> DATA LISTING
[start]
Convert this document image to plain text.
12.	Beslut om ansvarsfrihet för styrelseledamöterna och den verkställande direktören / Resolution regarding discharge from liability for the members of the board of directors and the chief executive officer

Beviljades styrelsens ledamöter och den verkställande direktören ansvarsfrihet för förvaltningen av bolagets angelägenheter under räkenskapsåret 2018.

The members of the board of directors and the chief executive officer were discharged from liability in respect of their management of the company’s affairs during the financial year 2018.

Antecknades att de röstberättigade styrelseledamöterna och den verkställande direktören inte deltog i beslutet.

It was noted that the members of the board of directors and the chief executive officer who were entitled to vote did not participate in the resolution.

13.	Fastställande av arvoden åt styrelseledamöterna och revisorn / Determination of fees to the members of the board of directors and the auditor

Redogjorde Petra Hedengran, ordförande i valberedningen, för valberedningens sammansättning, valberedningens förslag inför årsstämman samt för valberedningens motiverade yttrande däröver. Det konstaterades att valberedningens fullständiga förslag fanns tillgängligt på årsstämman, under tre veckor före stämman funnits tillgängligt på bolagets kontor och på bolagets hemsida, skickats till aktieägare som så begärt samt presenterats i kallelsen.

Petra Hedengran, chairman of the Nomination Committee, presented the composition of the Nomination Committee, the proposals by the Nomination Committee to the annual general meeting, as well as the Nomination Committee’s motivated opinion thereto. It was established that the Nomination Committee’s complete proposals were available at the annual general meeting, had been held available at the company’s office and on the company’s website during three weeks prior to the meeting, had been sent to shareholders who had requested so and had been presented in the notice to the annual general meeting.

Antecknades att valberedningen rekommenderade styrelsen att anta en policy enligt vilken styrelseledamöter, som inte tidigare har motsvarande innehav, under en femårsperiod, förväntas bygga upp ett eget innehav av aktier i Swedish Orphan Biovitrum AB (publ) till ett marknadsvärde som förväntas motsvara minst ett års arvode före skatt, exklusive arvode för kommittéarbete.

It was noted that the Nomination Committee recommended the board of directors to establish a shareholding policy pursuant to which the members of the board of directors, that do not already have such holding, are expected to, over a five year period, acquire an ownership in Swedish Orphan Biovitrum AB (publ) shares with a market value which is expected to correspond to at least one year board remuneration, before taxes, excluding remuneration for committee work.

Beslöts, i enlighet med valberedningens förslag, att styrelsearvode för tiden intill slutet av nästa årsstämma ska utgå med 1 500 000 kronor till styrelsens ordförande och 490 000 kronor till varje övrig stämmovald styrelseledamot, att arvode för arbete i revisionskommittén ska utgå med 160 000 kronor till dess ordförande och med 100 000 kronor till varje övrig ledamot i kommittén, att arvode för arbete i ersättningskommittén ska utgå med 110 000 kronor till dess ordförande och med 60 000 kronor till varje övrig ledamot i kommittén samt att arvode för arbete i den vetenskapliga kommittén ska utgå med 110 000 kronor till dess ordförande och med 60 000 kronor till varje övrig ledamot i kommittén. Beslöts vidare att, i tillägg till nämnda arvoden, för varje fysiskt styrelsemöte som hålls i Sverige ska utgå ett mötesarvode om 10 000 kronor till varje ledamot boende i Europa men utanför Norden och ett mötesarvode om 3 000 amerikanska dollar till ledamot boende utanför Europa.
[end]
[start]
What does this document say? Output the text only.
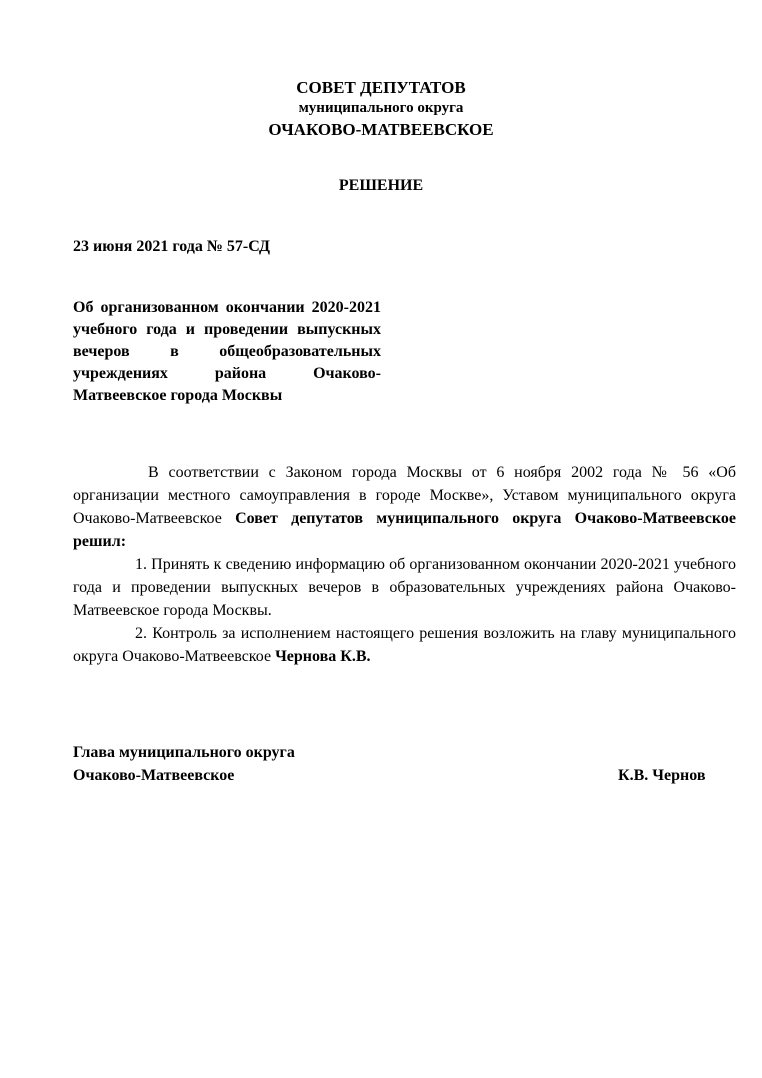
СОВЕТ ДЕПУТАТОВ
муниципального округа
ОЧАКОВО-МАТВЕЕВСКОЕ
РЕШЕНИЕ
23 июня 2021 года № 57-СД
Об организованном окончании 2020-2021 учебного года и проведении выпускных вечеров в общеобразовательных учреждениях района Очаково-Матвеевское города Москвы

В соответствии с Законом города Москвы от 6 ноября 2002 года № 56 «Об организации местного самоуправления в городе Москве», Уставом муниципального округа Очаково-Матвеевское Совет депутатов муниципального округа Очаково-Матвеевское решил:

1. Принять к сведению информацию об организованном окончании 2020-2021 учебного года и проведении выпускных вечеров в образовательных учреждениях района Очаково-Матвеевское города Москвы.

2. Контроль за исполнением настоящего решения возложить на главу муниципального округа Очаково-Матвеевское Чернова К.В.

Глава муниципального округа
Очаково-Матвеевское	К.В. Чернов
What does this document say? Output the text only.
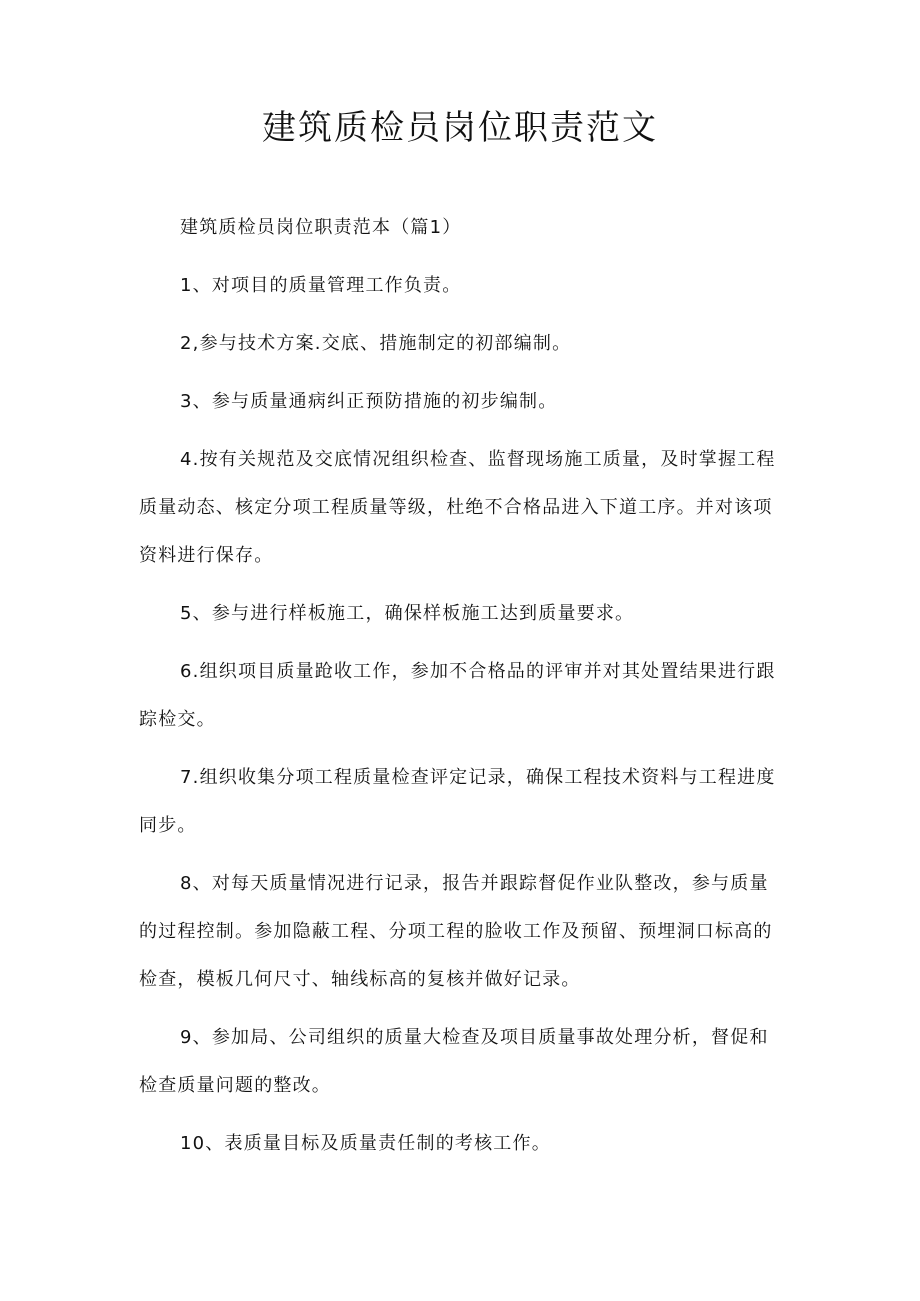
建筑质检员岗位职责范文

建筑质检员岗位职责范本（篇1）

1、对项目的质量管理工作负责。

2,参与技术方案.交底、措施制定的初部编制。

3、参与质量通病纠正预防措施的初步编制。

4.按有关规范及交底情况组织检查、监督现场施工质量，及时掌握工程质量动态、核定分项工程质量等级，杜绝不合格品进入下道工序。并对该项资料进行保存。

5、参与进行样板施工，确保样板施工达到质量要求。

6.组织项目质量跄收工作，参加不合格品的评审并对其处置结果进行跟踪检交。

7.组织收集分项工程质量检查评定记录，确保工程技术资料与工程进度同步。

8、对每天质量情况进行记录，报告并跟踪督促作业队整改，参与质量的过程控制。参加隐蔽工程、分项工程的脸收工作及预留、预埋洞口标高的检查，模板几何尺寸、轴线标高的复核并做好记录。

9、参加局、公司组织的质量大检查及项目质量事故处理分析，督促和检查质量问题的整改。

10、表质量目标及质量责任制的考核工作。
[end]
> PROBLEM DESCRIPTION
Show every line above in which the word "styrelseledamöterna" occurs.

> PROBLEM SOLUTION
12.	Beslut om ansvarsfrihet för styrelseledamöterna och den verkställande direktören / Resolution regarding discharge from liability for the members of the board of directors and the chief executive officer
Antecknades att de röstberättigade styrelseledamöterna och den verkställande direktören inte deltog i beslutet.
13.	Fastställande av arvoden åt styrelseledamöterna och revisorn / Determination of fees to the members of the board of directors and the auditor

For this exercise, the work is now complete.